- The problem -
Find the word "Namenlänge" in the material below and gather every line that contains it.
═════ Given records ═════
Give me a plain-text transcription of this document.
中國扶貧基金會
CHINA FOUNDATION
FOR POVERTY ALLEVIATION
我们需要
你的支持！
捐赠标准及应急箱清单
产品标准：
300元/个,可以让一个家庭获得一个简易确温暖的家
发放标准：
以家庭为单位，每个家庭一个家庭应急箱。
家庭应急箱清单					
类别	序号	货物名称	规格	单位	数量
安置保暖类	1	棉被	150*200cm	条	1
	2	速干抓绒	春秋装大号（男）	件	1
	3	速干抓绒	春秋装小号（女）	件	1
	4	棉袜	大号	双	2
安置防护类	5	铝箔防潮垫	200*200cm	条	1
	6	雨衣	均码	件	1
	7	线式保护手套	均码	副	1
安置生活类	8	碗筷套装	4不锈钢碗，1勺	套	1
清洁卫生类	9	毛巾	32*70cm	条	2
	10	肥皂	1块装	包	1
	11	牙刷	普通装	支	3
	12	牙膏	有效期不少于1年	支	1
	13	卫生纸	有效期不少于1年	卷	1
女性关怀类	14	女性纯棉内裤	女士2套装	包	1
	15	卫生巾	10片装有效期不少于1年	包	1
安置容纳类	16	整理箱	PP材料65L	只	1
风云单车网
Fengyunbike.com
═════
═════ Given records ═════
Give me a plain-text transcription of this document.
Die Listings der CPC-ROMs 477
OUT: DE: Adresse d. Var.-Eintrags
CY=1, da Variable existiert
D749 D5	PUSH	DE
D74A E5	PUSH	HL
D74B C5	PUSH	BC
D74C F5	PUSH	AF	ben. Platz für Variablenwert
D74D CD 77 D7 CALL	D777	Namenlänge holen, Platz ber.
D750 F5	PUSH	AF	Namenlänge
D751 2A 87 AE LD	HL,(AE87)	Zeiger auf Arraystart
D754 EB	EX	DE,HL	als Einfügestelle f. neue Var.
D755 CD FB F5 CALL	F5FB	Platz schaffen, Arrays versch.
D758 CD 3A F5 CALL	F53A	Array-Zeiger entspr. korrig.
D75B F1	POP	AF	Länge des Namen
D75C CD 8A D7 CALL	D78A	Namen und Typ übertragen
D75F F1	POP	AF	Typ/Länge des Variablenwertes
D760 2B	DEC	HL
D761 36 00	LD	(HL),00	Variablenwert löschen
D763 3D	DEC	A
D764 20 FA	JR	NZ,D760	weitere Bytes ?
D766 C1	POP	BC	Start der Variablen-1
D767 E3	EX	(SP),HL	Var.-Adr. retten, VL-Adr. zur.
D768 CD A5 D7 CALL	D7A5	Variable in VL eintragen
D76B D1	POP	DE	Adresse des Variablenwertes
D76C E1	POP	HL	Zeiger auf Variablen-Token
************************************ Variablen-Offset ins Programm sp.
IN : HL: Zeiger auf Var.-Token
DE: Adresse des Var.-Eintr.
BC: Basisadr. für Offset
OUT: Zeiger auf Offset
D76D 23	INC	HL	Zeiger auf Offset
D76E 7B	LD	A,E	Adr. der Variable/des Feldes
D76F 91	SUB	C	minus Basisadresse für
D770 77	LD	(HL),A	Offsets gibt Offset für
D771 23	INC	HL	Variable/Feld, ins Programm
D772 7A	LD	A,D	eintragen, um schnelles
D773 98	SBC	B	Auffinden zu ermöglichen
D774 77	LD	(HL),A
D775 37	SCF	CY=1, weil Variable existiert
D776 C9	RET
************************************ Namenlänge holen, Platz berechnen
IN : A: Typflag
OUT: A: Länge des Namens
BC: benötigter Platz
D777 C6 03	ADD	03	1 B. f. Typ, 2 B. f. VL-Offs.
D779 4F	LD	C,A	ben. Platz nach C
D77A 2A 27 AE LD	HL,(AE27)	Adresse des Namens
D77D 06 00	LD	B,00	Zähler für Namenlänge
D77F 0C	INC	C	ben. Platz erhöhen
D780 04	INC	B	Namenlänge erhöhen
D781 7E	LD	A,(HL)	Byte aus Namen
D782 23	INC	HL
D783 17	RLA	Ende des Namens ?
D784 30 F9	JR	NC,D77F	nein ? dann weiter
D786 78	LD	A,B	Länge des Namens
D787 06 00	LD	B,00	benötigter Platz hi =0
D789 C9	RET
═════
- Result -
D74D CD 77 D7 CALL	D777	Namenlänge holen, Platz ber.
D750 F5	PUSH	AF	Namenlänge
************************************ Namenlänge holen, Platz berechnen
D77D 06 00	LD	B,00	Zähler für Namenlänge
D780 04	INC	B	Namenlänge erhöhen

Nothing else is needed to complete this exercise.